» Task prompt
Show all lines from the listing below that contain "title".

------ Data provided ------

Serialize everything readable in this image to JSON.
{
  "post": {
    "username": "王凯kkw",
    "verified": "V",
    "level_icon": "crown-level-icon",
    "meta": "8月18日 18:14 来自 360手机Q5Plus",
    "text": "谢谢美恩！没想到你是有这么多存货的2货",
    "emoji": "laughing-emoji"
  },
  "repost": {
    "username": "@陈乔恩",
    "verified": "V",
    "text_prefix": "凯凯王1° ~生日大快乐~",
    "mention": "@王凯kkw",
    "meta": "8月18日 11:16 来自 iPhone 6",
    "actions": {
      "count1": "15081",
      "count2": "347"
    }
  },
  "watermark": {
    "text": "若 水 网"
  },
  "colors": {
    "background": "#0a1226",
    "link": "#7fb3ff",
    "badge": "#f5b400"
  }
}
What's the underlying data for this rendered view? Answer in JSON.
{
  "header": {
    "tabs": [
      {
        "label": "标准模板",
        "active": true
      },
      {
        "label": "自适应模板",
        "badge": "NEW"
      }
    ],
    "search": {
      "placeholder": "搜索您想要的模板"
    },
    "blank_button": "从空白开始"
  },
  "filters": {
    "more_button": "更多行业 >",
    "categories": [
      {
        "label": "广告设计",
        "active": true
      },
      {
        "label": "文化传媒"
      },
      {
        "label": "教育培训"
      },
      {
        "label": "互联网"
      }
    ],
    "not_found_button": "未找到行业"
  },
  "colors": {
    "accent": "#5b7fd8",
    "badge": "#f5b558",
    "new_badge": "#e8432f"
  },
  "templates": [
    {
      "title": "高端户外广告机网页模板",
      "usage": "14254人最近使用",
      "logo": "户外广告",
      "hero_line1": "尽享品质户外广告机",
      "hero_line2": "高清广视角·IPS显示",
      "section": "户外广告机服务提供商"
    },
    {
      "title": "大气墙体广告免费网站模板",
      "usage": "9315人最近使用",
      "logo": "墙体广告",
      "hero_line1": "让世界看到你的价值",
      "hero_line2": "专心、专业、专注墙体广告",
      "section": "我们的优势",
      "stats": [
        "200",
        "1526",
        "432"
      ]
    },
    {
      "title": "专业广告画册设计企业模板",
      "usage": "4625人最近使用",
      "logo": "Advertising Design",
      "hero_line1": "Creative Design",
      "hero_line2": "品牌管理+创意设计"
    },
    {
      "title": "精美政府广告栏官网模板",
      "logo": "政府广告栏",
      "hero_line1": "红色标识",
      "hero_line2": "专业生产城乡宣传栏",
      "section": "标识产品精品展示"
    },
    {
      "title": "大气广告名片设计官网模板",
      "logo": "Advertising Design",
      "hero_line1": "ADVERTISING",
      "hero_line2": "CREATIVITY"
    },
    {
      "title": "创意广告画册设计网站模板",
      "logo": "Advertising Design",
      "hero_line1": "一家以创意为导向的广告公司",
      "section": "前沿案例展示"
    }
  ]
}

------

» Expected answer
      "title": "高端户外广告机网页模板",
      "title": "大气墙体广告免费网站模板",
      "title": "专业广告画册设计企业模板",
      "title": "精美政府广告栏官网模板",
      "title": "大气广告名片设计官网模板",
      "title": "创意广告画册设计网站模板",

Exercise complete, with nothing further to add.